Data records:
+ + +

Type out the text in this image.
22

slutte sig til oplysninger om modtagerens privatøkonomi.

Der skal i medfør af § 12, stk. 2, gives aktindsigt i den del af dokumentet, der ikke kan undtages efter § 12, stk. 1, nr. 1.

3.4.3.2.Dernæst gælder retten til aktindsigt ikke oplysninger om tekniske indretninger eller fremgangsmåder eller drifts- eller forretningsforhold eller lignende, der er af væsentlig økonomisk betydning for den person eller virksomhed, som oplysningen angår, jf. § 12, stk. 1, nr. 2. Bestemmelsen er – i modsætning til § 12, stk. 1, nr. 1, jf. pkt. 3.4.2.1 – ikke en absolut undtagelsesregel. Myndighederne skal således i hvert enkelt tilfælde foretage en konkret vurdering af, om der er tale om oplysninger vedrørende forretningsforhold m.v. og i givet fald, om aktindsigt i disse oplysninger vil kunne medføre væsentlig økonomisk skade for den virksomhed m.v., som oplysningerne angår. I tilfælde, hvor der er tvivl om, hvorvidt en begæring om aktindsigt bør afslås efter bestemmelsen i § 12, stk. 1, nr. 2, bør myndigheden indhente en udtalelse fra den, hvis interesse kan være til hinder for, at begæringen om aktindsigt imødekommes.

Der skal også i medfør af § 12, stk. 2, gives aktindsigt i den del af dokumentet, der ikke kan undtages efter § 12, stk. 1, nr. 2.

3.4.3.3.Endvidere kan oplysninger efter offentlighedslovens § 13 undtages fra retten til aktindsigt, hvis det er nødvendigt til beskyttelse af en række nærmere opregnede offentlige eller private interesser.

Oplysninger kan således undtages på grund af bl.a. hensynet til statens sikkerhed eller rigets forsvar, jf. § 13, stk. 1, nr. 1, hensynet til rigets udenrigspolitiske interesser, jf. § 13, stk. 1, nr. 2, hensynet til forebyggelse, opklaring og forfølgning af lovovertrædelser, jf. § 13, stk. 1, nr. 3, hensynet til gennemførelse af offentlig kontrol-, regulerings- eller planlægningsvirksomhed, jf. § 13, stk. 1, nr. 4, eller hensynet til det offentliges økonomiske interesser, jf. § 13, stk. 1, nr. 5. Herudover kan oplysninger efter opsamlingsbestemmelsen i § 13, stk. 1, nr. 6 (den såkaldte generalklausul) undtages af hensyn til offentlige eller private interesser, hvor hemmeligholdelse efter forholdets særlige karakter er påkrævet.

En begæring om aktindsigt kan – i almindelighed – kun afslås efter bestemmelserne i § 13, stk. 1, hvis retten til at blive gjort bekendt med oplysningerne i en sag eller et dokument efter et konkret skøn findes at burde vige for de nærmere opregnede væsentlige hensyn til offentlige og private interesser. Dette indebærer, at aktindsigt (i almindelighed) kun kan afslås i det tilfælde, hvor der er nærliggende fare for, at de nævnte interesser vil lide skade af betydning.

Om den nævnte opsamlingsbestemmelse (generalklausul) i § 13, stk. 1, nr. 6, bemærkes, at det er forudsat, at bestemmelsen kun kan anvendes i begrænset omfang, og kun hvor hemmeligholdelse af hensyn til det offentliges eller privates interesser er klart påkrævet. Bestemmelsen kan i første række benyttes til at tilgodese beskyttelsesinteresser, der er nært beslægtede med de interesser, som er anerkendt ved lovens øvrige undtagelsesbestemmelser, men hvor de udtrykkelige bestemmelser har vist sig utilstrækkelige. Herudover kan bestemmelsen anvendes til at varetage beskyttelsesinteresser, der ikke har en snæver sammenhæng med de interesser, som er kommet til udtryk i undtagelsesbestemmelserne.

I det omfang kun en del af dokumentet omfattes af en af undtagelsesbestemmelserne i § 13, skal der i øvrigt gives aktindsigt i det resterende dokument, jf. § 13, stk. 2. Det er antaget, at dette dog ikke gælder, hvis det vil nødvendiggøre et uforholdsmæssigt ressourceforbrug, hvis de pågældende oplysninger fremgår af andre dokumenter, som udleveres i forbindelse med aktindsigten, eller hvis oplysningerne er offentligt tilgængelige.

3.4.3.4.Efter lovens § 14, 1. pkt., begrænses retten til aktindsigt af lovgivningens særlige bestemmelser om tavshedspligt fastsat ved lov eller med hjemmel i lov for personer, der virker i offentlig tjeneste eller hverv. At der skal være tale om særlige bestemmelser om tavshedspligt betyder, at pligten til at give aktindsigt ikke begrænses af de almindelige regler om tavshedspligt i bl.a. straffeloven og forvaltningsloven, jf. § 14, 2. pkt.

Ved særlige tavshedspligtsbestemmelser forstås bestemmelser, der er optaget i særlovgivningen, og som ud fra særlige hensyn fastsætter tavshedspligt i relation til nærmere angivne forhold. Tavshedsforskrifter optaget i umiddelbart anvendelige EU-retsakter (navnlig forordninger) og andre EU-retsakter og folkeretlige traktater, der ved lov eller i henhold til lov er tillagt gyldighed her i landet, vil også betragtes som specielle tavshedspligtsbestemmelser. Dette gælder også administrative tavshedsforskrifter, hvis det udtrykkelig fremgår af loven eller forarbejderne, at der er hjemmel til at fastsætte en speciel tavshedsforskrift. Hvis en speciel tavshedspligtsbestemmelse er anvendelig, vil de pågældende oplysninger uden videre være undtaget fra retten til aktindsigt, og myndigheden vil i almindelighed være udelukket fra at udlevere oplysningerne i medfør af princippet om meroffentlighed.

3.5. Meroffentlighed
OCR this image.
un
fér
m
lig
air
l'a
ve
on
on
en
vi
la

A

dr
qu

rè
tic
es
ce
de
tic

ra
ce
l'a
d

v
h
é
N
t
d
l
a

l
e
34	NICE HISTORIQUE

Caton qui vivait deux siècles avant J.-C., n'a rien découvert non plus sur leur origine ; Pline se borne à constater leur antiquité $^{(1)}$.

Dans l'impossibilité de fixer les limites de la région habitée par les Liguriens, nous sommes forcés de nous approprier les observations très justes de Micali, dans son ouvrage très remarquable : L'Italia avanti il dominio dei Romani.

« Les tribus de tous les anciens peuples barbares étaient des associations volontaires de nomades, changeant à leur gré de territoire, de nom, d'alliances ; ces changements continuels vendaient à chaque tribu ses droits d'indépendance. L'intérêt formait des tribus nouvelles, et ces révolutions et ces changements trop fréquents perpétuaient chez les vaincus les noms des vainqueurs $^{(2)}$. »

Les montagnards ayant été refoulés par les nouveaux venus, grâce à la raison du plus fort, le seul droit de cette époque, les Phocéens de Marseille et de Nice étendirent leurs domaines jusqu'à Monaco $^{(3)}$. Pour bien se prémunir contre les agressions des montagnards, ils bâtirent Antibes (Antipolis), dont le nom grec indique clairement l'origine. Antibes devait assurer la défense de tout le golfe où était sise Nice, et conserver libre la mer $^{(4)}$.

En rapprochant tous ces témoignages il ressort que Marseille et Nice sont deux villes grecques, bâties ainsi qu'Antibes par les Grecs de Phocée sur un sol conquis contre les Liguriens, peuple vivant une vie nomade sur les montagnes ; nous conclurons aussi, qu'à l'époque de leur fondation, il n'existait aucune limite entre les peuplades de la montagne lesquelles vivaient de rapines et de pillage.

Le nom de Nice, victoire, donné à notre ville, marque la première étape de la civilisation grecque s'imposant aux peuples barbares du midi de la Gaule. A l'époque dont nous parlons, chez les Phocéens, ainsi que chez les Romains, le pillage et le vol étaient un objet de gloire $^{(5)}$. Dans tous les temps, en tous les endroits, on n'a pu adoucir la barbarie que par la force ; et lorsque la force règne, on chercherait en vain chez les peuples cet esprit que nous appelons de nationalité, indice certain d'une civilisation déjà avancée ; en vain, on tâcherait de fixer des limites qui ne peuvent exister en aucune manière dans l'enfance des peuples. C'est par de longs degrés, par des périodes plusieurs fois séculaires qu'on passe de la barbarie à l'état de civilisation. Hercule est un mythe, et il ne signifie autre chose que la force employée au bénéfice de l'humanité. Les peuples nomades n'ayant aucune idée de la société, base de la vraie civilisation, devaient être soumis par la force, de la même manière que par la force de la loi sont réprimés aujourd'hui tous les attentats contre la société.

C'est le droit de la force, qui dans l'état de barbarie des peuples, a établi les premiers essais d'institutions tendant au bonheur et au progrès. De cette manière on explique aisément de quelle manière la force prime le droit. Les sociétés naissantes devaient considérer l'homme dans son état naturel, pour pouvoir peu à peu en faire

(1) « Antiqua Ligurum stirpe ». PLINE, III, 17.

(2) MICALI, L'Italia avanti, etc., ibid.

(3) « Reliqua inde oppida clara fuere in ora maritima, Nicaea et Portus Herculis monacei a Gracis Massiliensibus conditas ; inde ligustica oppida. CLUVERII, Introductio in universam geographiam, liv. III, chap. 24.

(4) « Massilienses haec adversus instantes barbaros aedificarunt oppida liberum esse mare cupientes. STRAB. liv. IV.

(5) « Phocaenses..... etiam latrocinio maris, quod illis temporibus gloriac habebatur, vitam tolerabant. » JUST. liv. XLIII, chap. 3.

+ + +

=== SET TASK ===
Make a copy of each line that contains the string "chap".

=== FULL SOLUTION ===
(3) « Reliqua inde oppida clara fuere in ora maritima, Nicaea et Portus Herculis monacei a Gracis Massiliensibus conditas ; inde ligustica oppida. CLUVERII, Introductio in universam geographiam, liv. III, chap. 24.
(5) « Phocaenses..... etiam latrocinio maris, quod illis temporibus gloriac habebatur, vitam tolerabant. » JUST. liv. XLIII, chap. 3.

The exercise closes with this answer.